→ Task objective
Locate and copy all lines bearing the word "image".

→ Supplied records
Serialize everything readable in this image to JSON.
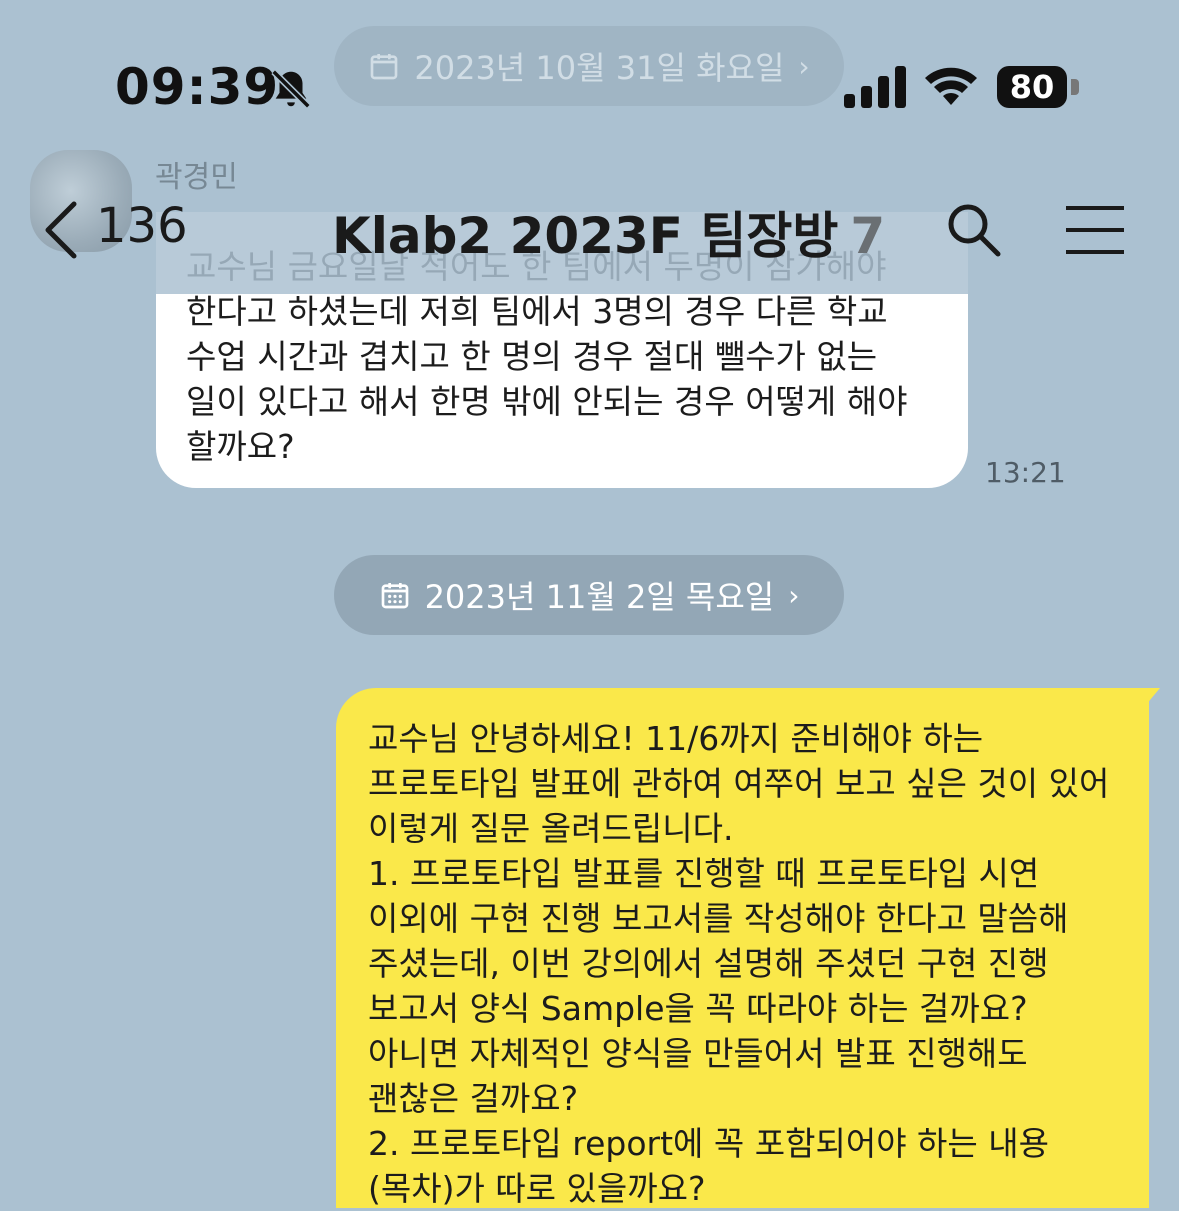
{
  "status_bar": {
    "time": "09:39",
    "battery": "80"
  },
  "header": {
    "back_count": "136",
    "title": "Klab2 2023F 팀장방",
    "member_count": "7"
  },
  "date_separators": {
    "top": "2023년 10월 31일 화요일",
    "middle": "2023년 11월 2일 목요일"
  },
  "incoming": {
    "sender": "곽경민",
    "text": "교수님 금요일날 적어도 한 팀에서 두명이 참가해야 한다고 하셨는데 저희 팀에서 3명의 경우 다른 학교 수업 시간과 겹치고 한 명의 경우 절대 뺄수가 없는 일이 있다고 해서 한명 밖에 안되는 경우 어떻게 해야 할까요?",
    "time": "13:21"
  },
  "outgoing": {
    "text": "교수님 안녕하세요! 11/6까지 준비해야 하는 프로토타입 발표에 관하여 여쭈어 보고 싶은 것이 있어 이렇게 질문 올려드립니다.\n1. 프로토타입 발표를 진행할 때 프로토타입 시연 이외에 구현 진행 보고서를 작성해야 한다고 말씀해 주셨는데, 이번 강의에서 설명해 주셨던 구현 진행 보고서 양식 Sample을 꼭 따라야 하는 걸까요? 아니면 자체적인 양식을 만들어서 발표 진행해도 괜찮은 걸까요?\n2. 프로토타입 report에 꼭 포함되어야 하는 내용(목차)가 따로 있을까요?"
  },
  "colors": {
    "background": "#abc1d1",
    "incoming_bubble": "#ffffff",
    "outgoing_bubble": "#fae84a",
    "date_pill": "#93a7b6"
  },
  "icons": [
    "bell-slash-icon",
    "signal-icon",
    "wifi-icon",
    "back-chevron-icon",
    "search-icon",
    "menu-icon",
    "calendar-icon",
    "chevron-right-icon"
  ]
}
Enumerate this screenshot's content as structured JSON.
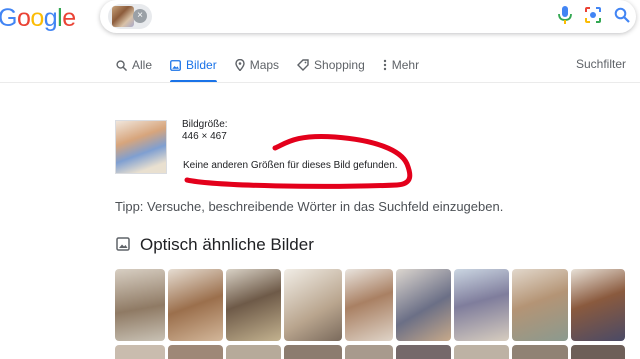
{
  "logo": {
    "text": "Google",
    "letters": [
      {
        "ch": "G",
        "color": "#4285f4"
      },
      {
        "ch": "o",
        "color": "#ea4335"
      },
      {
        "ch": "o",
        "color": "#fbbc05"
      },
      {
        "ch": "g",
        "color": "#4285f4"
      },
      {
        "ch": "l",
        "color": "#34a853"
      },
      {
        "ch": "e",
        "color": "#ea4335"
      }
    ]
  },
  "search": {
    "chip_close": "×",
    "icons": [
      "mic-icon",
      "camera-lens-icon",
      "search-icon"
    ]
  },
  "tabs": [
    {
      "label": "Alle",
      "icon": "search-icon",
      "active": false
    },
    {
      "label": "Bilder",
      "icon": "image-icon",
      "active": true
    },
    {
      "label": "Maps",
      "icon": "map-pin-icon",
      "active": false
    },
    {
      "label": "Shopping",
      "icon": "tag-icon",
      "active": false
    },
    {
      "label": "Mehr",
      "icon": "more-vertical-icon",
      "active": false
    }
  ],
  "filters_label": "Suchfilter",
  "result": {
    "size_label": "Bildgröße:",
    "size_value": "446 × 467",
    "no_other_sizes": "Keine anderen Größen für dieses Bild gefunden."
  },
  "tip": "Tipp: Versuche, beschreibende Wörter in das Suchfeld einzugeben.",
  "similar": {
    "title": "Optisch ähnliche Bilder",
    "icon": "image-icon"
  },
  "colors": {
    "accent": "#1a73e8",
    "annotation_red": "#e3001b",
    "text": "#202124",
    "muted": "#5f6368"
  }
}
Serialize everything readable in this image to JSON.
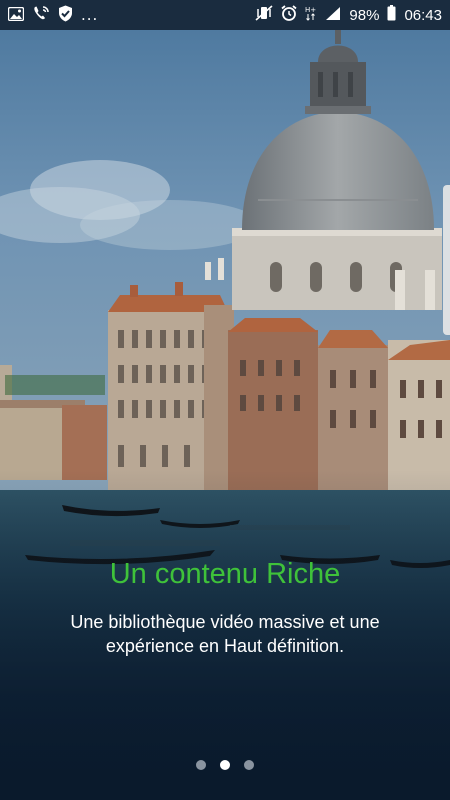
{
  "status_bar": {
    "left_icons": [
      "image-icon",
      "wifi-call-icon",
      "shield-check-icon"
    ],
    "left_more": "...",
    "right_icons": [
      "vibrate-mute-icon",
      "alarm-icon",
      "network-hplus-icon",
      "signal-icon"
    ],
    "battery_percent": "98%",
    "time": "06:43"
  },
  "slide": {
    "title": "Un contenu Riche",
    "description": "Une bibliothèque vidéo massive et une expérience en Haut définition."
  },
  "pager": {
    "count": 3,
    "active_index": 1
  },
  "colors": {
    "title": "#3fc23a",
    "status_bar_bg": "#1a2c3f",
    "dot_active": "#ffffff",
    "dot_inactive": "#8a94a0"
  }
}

→ Solution for this exercise
Serialize everything readable in this image to JSON.
      "icon": "image-icon",
    "icon": "image-icon"
Serialize everything readable in this image to JSON.
      "image-icon",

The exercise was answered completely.